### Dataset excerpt
☆ ☆ ☆ ☆ ☆
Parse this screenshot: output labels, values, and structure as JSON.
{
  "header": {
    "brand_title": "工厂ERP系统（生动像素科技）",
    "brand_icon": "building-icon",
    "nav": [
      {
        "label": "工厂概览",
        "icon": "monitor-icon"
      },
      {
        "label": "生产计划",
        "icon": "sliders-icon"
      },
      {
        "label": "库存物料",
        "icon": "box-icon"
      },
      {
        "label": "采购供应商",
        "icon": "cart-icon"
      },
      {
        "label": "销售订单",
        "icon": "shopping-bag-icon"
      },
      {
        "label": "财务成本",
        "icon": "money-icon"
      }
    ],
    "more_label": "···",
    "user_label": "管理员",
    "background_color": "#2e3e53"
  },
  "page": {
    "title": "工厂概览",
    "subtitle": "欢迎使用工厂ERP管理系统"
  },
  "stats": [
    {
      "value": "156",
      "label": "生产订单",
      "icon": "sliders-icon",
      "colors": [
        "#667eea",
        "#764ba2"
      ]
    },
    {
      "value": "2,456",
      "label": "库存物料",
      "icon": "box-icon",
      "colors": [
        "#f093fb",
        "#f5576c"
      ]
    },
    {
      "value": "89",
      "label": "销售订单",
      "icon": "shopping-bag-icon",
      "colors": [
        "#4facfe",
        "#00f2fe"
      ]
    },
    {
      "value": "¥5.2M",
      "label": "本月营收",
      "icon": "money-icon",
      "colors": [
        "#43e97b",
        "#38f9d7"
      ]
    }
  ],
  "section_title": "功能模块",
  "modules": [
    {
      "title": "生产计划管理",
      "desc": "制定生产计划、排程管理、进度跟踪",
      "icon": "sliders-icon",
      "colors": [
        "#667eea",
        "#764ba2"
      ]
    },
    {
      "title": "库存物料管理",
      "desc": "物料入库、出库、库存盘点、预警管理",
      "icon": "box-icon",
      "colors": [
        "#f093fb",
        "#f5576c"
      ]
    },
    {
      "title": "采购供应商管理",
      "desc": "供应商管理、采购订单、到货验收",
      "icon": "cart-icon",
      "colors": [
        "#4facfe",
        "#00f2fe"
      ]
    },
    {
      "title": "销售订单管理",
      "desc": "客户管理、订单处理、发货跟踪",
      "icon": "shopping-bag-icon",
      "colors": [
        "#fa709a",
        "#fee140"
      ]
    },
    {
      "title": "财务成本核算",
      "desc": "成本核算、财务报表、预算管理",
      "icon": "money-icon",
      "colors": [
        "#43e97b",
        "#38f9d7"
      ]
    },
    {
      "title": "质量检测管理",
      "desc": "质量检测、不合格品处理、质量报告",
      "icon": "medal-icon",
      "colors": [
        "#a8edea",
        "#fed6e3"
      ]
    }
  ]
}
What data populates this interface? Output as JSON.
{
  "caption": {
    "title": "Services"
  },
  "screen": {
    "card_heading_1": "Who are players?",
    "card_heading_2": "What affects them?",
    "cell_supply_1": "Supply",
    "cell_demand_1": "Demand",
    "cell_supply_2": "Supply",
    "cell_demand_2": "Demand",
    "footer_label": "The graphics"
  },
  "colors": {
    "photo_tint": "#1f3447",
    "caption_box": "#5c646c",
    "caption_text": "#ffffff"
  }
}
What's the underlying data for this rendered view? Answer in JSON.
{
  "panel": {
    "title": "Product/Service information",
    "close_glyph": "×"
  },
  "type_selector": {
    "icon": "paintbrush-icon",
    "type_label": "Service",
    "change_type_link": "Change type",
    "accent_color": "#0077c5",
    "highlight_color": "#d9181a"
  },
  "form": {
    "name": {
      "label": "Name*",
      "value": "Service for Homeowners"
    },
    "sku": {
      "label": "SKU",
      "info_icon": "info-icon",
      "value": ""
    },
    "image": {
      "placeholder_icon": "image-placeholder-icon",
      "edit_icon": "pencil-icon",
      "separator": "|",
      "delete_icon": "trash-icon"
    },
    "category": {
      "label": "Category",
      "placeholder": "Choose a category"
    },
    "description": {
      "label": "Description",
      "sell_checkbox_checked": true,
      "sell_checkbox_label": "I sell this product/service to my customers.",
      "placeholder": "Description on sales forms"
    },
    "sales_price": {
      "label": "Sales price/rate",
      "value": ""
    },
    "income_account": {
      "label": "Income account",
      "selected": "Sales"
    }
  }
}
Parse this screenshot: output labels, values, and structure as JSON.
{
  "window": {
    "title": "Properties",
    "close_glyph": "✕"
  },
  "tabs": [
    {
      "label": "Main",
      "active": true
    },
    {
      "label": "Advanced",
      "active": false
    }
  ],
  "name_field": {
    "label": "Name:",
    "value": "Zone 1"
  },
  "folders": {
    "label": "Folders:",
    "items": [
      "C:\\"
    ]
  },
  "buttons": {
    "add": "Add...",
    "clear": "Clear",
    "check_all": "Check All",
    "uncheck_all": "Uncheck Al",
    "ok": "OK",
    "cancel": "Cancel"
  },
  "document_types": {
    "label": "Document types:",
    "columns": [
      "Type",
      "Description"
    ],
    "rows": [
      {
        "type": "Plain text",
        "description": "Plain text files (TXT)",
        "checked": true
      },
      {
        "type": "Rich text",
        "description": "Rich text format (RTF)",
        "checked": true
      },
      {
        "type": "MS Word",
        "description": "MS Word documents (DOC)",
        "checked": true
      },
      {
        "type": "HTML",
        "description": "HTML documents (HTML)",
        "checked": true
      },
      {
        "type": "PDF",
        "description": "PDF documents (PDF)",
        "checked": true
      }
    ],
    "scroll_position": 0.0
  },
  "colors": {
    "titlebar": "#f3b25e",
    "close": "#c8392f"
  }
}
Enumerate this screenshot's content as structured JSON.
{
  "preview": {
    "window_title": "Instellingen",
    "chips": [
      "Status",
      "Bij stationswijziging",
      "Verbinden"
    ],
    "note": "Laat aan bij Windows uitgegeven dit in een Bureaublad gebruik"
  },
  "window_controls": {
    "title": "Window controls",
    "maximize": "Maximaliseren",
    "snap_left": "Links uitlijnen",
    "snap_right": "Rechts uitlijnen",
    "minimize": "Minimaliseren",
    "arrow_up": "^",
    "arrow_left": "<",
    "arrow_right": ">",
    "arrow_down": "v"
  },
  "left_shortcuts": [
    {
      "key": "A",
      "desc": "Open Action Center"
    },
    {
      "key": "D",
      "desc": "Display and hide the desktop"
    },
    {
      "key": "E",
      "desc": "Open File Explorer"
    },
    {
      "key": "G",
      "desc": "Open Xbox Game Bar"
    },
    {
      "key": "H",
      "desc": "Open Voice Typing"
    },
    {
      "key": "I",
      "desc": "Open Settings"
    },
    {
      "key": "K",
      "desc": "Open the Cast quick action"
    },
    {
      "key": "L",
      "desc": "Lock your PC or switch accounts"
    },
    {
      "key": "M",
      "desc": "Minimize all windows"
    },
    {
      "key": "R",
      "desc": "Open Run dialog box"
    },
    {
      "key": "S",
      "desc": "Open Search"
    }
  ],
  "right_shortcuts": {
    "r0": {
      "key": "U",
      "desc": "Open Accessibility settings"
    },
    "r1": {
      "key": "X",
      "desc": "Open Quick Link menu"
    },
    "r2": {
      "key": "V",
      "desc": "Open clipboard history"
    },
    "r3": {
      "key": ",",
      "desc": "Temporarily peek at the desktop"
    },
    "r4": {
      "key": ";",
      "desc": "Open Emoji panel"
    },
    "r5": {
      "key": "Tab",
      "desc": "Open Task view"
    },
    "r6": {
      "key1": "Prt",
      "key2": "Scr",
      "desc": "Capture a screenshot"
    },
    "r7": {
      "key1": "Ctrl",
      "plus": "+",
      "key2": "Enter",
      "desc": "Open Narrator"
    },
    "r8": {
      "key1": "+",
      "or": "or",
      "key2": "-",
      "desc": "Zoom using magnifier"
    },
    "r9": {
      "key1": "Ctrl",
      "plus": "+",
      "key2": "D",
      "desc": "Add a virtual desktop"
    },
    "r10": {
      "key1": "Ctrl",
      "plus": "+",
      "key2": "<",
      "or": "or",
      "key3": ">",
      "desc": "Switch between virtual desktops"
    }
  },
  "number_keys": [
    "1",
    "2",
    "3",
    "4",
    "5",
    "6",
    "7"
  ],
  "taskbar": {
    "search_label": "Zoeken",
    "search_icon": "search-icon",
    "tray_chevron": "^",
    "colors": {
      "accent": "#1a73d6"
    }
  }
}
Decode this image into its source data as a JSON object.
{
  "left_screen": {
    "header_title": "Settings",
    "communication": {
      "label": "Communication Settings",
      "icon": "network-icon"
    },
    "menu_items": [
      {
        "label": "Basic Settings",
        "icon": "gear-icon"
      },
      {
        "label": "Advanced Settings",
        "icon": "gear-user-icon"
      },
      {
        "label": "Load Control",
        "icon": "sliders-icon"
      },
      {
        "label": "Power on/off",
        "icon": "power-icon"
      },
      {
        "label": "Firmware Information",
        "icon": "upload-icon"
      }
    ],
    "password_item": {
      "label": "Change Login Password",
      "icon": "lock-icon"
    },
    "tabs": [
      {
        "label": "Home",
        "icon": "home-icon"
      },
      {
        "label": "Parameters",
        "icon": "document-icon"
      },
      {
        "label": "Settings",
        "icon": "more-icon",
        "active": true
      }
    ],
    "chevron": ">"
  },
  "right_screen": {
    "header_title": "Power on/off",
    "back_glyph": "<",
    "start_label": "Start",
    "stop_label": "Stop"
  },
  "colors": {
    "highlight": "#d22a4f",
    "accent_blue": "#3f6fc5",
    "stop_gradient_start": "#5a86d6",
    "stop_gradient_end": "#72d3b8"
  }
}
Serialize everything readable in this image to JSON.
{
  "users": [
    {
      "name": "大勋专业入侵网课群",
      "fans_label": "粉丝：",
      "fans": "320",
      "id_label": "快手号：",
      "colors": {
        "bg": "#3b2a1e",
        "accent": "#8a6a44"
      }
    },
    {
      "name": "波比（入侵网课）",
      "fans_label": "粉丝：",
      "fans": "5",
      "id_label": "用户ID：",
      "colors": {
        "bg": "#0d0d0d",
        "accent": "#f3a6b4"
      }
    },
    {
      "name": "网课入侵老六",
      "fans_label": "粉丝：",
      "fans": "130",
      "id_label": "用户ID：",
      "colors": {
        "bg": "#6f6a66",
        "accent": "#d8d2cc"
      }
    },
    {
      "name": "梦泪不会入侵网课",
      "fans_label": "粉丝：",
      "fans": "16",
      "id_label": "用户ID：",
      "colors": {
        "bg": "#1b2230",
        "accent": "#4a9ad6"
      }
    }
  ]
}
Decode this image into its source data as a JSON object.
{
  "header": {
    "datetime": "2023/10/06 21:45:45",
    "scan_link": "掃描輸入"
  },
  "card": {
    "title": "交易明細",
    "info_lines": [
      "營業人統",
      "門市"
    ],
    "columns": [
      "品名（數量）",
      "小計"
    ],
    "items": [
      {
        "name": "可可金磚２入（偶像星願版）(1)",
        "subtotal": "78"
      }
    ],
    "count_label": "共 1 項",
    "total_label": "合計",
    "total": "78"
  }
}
☆ ☆ ☆ ☆ ☆
### Short task
Looking at the data above, how many lines hold the word "HTML"? Respond with the number alone.

### Problem solution
2